┌────────

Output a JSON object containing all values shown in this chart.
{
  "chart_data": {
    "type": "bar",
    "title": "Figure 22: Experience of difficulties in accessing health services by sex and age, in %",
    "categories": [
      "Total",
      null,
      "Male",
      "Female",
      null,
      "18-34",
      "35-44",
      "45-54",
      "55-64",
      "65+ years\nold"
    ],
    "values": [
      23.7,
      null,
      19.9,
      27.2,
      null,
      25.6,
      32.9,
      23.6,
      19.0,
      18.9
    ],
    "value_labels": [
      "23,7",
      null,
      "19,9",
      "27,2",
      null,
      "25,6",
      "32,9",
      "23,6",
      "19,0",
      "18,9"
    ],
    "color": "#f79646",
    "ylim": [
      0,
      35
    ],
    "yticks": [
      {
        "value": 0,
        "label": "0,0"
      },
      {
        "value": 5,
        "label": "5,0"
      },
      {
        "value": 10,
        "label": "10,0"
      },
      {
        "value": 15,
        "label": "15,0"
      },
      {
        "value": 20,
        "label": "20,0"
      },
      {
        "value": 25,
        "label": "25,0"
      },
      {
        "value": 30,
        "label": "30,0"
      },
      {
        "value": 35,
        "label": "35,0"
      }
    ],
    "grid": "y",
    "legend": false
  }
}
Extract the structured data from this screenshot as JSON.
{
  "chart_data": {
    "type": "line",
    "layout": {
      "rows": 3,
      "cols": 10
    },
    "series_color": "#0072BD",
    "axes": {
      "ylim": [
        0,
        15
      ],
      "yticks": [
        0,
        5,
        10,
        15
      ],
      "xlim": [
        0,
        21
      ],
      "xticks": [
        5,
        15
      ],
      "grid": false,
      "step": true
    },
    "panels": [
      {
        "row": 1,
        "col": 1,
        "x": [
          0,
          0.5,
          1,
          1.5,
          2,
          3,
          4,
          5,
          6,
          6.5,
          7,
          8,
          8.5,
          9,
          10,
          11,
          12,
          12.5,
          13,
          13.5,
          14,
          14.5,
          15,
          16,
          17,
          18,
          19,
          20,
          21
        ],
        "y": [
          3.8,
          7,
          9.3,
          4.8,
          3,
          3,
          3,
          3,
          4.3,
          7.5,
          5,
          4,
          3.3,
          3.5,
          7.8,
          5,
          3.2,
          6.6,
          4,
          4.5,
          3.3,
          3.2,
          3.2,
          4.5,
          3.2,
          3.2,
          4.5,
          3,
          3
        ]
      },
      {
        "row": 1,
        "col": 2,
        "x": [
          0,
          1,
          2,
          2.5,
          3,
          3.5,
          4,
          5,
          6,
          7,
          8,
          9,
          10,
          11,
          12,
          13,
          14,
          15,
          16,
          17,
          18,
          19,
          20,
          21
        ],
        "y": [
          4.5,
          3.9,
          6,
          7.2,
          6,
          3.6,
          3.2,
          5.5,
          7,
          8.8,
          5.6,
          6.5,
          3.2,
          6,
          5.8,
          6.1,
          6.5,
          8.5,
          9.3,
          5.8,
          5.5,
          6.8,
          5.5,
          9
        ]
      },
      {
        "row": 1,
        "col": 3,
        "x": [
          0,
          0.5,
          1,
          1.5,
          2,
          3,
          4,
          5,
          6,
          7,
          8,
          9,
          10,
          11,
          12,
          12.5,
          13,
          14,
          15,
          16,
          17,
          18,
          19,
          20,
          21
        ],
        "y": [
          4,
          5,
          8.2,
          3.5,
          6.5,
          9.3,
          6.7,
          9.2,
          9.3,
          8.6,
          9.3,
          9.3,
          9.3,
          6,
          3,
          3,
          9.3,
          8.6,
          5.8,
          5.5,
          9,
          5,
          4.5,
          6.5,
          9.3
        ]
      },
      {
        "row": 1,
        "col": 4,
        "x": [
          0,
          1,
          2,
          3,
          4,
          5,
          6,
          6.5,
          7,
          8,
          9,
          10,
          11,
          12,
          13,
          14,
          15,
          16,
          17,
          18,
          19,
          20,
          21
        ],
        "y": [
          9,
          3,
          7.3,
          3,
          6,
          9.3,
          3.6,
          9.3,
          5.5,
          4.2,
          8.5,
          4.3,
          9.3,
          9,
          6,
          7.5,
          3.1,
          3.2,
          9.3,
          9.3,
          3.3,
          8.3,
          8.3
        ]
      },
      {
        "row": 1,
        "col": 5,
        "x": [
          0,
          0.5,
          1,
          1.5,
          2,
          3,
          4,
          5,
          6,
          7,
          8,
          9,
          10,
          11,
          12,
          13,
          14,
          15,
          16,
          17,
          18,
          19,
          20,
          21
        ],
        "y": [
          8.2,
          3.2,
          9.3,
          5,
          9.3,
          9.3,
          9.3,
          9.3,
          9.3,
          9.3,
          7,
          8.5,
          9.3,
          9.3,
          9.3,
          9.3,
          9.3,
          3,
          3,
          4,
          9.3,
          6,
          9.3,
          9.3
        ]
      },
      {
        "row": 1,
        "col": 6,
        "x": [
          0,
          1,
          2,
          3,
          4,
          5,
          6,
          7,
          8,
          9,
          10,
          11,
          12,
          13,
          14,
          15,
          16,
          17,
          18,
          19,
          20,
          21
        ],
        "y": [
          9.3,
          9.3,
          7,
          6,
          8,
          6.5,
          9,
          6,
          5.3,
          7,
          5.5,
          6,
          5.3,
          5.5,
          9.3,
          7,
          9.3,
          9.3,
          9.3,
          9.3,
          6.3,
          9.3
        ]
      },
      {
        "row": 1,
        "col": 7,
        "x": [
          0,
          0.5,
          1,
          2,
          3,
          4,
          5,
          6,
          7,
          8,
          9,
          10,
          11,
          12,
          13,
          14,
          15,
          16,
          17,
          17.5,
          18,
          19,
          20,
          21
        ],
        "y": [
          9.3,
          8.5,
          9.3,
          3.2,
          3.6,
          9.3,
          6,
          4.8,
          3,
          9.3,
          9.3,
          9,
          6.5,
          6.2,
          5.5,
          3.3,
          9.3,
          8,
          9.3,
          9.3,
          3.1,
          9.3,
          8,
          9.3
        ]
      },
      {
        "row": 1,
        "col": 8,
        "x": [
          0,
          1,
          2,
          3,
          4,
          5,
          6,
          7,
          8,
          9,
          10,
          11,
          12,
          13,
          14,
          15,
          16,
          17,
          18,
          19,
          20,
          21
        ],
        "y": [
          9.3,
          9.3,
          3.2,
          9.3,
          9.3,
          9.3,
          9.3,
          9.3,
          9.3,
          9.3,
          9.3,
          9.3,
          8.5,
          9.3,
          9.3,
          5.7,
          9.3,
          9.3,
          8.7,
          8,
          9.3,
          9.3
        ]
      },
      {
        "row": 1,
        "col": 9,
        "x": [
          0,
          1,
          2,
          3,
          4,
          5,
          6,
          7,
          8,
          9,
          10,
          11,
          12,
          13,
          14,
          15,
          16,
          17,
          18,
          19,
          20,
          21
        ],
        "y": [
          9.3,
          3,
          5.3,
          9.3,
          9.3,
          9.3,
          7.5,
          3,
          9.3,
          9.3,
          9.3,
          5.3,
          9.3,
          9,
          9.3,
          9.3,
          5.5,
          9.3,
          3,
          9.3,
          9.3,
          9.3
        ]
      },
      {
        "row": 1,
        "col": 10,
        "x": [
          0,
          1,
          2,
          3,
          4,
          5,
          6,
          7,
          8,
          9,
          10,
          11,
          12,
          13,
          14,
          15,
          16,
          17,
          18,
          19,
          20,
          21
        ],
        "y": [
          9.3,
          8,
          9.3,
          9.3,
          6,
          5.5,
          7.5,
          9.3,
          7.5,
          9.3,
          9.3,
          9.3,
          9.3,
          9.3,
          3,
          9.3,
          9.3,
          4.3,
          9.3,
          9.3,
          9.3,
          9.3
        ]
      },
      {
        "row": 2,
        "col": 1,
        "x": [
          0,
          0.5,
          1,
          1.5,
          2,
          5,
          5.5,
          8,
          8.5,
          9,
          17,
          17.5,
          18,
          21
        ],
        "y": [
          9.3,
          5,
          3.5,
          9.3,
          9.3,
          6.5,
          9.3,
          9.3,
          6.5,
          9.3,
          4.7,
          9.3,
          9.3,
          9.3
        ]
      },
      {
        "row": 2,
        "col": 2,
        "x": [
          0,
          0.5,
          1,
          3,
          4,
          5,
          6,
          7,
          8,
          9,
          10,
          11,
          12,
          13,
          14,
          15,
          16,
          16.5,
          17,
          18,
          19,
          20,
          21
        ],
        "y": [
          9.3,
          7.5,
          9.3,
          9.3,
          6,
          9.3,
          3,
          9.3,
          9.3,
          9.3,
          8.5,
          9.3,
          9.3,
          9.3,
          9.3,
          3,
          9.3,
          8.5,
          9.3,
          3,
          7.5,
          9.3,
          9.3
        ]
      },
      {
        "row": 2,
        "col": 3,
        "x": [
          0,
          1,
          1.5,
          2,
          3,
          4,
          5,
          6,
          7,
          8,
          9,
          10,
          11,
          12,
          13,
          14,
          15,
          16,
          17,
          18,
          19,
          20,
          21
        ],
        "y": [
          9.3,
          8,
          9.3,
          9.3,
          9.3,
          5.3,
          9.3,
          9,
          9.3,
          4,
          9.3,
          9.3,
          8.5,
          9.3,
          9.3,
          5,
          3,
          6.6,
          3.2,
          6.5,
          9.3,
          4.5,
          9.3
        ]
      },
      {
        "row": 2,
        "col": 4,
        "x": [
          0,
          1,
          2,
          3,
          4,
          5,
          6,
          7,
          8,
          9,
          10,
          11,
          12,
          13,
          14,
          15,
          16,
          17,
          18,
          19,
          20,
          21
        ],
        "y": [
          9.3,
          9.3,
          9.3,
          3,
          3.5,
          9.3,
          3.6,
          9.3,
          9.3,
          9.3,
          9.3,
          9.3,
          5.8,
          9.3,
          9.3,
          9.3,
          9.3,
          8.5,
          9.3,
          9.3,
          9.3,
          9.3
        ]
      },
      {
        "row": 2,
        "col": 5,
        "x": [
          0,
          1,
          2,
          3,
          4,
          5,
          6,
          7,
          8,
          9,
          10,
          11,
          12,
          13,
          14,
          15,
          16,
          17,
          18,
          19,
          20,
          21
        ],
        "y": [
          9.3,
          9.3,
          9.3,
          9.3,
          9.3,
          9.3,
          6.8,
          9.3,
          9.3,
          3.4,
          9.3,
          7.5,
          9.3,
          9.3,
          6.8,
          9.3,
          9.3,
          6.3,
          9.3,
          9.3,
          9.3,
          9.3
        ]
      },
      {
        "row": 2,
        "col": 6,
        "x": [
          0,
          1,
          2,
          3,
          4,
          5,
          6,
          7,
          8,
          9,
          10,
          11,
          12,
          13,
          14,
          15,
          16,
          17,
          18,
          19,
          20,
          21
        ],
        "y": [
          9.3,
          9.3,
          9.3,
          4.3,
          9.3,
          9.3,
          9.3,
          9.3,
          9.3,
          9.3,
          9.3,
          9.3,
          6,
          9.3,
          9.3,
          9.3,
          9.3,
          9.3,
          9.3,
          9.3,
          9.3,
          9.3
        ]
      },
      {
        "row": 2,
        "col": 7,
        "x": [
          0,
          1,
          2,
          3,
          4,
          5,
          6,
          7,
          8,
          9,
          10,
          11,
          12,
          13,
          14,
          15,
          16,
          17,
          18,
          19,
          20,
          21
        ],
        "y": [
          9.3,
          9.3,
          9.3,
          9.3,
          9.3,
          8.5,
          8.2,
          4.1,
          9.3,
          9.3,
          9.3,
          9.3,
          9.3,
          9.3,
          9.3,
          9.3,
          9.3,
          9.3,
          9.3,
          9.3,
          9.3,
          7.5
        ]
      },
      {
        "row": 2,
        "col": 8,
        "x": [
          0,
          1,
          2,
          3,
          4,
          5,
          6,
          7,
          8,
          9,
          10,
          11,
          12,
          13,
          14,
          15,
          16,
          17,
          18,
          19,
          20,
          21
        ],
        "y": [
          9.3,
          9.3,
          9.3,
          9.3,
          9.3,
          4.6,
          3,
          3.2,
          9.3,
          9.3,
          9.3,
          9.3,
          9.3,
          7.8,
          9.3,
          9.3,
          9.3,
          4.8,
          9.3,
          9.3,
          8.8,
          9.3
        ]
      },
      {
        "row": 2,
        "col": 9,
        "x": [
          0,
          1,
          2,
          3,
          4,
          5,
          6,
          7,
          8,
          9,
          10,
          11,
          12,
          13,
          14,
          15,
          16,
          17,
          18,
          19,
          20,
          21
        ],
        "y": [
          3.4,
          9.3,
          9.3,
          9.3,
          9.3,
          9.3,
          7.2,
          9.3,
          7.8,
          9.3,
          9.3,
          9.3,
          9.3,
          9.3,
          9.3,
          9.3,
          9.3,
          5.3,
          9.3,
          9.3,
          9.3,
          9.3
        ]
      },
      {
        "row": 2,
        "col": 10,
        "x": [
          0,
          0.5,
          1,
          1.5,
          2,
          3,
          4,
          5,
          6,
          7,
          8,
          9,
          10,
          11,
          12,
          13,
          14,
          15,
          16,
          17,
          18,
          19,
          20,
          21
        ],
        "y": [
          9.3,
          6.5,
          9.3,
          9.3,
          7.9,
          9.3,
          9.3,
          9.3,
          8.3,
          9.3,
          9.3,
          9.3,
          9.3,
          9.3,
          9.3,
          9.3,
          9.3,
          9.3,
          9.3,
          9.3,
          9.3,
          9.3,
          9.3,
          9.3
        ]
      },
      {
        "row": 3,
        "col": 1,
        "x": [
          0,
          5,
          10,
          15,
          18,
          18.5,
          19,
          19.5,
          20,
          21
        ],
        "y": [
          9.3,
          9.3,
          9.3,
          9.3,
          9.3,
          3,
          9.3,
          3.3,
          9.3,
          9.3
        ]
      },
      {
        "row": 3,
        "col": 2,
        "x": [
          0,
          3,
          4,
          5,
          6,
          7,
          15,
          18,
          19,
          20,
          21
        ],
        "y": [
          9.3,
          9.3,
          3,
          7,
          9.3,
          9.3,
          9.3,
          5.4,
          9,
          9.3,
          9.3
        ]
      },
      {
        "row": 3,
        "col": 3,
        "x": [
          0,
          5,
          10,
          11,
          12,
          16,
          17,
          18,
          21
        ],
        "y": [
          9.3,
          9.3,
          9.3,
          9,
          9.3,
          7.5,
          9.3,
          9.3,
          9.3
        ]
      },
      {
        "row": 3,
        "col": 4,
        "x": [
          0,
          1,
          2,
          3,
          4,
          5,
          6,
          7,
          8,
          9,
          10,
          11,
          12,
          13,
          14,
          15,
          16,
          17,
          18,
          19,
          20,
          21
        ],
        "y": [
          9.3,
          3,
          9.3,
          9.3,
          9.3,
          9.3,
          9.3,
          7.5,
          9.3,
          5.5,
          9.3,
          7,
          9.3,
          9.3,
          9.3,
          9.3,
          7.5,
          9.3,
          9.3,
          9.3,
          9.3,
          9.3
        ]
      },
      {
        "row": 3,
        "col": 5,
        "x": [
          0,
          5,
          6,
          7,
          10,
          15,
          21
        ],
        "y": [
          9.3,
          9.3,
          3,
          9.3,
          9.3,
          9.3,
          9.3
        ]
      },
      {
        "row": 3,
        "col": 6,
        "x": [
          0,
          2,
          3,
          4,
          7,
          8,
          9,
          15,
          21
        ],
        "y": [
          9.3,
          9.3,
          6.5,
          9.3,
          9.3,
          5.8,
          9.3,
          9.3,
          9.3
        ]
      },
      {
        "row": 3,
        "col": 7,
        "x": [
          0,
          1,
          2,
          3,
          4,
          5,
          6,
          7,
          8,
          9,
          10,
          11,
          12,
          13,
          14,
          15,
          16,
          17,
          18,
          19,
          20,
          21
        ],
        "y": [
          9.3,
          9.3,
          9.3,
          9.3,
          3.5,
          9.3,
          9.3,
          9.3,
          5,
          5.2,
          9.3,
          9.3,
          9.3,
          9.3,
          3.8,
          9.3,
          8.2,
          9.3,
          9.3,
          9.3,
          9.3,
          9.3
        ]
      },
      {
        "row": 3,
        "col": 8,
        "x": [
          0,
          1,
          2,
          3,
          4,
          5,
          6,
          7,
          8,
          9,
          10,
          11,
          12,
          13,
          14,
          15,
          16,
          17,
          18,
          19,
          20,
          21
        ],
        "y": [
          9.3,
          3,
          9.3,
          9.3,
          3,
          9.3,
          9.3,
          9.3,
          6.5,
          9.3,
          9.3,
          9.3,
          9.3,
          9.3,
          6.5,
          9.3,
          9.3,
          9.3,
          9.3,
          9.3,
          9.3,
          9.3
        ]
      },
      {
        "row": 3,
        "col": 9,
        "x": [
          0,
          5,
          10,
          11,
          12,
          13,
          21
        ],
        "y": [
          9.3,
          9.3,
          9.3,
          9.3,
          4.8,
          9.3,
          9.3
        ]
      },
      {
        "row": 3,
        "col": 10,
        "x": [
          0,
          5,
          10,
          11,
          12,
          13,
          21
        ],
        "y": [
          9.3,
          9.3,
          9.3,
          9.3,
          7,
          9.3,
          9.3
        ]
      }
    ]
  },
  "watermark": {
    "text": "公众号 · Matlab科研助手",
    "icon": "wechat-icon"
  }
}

└────────

◆ Problem details:
From the records above, pick out and copy each line holding the word "this".

◆ The completed task:
Output a JSON object containing all values shown in this chart.
Extract the structured data from this screenshot as JSON.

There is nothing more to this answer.